| Given problem |
Filter out everything except lines holding "smsnew".

| Provided records |
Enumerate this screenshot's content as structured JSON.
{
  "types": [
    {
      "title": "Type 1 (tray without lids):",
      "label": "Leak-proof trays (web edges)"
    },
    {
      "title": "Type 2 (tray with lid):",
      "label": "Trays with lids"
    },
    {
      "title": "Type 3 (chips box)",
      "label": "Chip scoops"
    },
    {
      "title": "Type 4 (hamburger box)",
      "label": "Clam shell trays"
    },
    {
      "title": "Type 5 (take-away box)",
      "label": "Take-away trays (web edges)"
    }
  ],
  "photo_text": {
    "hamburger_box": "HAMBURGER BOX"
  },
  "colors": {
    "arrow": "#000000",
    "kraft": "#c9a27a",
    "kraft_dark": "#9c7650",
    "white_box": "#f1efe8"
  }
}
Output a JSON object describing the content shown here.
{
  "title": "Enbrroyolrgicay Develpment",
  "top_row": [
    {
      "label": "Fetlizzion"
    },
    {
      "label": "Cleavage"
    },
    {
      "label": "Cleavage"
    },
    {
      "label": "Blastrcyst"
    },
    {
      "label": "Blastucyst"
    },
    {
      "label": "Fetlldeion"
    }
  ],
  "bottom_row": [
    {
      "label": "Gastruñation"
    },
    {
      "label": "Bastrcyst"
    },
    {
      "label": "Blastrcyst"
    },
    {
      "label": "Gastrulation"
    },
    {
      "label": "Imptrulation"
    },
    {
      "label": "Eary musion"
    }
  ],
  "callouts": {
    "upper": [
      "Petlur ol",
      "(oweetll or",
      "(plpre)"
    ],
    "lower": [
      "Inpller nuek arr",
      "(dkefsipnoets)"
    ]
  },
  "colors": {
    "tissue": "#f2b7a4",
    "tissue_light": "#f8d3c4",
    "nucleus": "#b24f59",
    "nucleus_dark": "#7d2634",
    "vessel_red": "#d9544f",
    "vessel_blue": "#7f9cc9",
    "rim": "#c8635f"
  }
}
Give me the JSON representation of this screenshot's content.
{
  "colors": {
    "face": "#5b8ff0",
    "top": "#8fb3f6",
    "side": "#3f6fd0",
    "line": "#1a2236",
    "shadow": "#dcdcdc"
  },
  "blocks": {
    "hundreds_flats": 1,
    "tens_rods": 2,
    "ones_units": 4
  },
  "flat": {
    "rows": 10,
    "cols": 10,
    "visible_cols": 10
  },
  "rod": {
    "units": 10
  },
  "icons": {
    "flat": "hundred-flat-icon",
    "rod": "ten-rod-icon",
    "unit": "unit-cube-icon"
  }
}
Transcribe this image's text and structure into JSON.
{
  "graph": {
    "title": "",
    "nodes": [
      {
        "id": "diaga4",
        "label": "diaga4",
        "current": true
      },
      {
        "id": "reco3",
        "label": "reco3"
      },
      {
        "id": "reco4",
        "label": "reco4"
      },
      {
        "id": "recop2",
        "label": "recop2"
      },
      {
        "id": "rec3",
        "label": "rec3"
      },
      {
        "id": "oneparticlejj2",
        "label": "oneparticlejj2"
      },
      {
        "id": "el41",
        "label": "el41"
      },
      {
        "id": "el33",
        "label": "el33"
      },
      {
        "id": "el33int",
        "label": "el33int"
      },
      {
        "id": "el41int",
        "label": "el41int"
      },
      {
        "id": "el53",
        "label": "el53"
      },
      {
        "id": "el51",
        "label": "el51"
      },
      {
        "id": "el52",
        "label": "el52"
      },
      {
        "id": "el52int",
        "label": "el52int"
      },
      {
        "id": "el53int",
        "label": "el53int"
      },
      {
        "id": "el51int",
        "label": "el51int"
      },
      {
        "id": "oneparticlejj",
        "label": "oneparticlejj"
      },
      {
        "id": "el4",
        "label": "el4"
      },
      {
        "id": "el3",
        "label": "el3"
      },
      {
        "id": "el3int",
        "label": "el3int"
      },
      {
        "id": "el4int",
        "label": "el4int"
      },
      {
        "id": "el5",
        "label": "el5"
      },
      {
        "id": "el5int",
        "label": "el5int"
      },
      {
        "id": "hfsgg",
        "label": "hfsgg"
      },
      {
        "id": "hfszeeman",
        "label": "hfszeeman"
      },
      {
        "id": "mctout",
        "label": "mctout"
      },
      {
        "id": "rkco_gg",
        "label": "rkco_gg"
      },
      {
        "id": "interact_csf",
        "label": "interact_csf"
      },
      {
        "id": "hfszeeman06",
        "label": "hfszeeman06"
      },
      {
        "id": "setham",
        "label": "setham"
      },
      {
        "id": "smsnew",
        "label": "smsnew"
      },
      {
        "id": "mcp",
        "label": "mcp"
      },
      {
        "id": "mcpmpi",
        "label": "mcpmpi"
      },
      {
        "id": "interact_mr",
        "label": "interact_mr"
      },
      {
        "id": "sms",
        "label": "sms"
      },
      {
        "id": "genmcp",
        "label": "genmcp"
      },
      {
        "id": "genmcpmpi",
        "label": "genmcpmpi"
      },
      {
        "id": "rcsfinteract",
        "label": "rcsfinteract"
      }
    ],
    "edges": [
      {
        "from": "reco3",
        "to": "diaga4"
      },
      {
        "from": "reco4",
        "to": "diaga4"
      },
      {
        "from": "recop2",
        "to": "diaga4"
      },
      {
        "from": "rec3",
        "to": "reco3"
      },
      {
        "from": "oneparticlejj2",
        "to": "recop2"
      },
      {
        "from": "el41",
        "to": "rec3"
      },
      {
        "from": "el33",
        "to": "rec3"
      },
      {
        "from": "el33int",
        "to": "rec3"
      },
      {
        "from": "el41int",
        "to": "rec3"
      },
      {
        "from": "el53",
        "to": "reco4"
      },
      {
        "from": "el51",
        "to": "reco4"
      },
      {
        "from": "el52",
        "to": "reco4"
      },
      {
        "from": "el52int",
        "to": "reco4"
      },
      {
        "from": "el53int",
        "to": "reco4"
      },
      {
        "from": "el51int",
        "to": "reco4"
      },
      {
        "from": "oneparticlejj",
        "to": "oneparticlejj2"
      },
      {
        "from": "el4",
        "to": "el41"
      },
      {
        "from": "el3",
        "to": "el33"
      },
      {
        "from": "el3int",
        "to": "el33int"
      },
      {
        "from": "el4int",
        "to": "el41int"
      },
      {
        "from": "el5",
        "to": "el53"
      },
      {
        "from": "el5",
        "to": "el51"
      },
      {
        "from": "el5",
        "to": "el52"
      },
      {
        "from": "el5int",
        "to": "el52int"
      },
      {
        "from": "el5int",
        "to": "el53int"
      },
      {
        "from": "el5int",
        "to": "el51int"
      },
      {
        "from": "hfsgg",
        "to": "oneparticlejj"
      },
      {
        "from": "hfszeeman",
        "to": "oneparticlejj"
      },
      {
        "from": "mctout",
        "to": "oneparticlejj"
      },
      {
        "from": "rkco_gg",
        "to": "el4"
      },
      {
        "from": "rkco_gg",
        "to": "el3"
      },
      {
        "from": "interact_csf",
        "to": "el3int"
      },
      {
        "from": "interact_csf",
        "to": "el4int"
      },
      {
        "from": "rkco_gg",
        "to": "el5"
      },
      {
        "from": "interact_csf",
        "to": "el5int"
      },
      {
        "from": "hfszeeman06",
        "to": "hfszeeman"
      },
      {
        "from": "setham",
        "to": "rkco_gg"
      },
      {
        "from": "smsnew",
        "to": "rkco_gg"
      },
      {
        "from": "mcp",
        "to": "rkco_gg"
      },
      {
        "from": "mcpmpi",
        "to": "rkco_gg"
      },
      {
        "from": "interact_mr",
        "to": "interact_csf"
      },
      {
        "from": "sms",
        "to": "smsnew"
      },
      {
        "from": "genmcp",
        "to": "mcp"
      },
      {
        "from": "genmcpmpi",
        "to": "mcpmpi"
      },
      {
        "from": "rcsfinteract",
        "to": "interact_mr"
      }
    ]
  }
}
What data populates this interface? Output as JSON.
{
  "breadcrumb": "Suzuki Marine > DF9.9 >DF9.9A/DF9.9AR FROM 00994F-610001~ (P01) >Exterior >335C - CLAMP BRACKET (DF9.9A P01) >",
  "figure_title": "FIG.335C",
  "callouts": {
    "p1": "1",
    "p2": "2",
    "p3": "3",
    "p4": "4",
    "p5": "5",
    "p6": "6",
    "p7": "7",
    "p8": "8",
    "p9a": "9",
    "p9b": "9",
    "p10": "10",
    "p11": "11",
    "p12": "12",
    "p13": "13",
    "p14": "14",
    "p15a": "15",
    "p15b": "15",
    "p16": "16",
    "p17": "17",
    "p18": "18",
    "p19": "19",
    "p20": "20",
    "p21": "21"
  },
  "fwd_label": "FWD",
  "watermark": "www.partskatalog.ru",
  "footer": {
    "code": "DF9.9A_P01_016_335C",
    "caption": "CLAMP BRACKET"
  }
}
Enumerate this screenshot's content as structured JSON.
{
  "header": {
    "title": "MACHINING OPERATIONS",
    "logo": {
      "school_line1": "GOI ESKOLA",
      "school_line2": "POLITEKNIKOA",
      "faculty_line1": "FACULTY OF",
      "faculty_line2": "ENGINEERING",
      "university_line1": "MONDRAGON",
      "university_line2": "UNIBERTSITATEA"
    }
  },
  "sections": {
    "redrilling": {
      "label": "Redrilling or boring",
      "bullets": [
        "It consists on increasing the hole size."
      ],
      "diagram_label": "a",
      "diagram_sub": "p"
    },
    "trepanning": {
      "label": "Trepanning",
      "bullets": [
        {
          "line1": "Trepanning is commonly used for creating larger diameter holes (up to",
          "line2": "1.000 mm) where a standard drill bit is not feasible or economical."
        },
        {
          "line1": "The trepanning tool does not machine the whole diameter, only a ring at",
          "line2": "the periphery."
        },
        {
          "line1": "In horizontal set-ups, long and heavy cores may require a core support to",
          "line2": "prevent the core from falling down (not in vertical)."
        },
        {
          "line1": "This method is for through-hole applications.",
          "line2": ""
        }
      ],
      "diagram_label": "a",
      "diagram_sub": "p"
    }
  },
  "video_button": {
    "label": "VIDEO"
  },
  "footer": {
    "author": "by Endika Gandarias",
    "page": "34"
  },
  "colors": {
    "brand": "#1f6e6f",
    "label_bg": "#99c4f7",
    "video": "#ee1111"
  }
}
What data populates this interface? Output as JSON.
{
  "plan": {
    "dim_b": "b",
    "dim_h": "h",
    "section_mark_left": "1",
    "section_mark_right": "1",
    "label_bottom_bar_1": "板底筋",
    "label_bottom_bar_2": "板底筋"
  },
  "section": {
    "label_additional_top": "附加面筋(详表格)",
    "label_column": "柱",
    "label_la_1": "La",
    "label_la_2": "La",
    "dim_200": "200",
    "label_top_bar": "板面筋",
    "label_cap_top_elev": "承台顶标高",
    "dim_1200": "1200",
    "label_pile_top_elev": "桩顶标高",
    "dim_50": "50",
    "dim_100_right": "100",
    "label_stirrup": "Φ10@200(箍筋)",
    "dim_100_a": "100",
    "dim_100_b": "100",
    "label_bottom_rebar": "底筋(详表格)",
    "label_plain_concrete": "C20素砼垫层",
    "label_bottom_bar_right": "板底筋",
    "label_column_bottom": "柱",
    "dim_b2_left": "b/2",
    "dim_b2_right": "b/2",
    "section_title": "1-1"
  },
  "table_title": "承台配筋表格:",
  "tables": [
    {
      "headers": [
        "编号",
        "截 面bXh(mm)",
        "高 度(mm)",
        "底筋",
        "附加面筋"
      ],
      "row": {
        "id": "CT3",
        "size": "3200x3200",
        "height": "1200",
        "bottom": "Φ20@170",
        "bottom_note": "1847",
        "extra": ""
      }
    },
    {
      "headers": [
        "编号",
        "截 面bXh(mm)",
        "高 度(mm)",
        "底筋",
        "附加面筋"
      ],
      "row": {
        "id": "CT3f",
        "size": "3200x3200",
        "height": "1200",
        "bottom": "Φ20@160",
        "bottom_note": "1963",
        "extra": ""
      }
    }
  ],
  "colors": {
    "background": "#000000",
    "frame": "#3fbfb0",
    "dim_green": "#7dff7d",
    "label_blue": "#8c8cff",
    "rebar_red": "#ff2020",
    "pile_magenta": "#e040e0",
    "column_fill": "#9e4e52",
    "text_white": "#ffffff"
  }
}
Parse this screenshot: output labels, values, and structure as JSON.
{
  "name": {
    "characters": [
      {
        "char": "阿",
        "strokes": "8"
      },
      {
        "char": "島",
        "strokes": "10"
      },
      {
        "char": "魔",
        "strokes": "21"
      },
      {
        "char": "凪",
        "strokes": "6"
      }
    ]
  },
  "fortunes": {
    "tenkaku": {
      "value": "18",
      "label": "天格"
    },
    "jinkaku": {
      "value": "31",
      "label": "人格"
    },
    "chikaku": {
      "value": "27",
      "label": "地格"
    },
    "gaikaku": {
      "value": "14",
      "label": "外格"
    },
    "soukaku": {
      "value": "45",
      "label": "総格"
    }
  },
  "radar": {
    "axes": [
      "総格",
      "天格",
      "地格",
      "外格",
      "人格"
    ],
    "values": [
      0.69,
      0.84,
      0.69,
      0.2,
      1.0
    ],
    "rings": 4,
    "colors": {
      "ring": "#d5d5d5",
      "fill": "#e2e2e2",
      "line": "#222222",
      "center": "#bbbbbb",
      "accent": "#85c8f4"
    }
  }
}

| Exercise answer |
        "id": "smsnew",
        "label": "smsnew"
        "from": "smsnew",
        "to": "smsnew"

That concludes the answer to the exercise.